# Dataset rows start

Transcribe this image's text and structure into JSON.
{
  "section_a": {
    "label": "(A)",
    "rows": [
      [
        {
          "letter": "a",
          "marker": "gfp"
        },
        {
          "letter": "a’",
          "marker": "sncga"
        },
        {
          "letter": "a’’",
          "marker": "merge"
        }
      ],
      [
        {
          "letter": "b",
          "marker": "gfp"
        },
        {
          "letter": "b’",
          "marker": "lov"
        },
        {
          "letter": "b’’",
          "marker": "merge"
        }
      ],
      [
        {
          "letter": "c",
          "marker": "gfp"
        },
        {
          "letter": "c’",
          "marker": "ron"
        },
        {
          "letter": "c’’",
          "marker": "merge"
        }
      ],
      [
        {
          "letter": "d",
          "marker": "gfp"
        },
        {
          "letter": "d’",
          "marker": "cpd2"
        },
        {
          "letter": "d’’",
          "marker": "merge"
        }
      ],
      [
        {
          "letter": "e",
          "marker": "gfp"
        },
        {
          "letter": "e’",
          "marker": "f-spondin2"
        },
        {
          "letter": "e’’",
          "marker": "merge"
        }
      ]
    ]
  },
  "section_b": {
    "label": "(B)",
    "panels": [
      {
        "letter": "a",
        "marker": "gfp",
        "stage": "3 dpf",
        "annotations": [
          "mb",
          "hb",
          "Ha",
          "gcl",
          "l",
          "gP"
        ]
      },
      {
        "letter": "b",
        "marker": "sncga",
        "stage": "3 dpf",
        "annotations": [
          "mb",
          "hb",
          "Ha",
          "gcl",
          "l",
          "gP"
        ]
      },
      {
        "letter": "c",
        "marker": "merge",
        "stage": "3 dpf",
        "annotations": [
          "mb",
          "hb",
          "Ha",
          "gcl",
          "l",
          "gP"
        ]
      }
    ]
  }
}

# Dataset rows end

Problem: Output the whole listing above again, word for word.

Result:
Transcribe this image's text and structure into JSON.
{
  "section_a": {
    "label": "(A)",
    "rows": [
      [
        {
          "letter": "a",
          "marker": "gfp"
        },
        {
          "letter": "a’",
          "marker": "sncga"
        },
        {
          "letter": "a’’",
          "marker": "merge"
        }
      ],
      [
        {
          "letter": "b",
          "marker": "gfp"
        },
        {
          "letter": "b’",
          "marker": "lov"
        },
        {
          "letter": "b’’",
          "marker": "merge"
        }
      ],
      [
        {
          "letter": "c",
          "marker": "gfp"
        },
        {
          "letter": "c’",
          "marker": "ron"
        },
        {
          "letter": "c’’",
          "marker": "merge"
        }
      ],
      [
        {
          "letter": "d",
          "marker": "gfp"
        },
        {
          "letter": "d’",
          "marker": "cpd2"
        },
        {
          "letter": "d’’",
          "marker": "merge"
        }
      ],
      [
        {
          "letter": "e",
          "marker": "gfp"
        },
        {
          "letter": "e’",
          "marker": "f-spondin2"
        },
        {
          "letter": "e’’",
          "marker": "merge"
        }
      ]
    ]
  },
  "section_b": {
    "label": "(B)",
    "panels": [
      {
        "letter": "a",
        "marker": "gfp",
        "stage": "3 dpf",
        "annotations": [
          "mb",
          "hb",
          "Ha",
          "gcl",
          "l",
          "gP"
        ]
      },
      {
        "letter": "b",
        "marker": "sncga",
        "stage": "3 dpf",
        "annotations": [
          "mb",
          "hb",
          "Ha",
          "gcl",
          "l",
          "gP"
        ]
      },
      {
        "letter": "c",
        "marker": "merge",
        "stage": "3 dpf",
        "annotations": [
          "mb",
          "hb",
          "Ha",
          "gcl",
          "l",
          "gP"
        ]
      }
    ]
  }
}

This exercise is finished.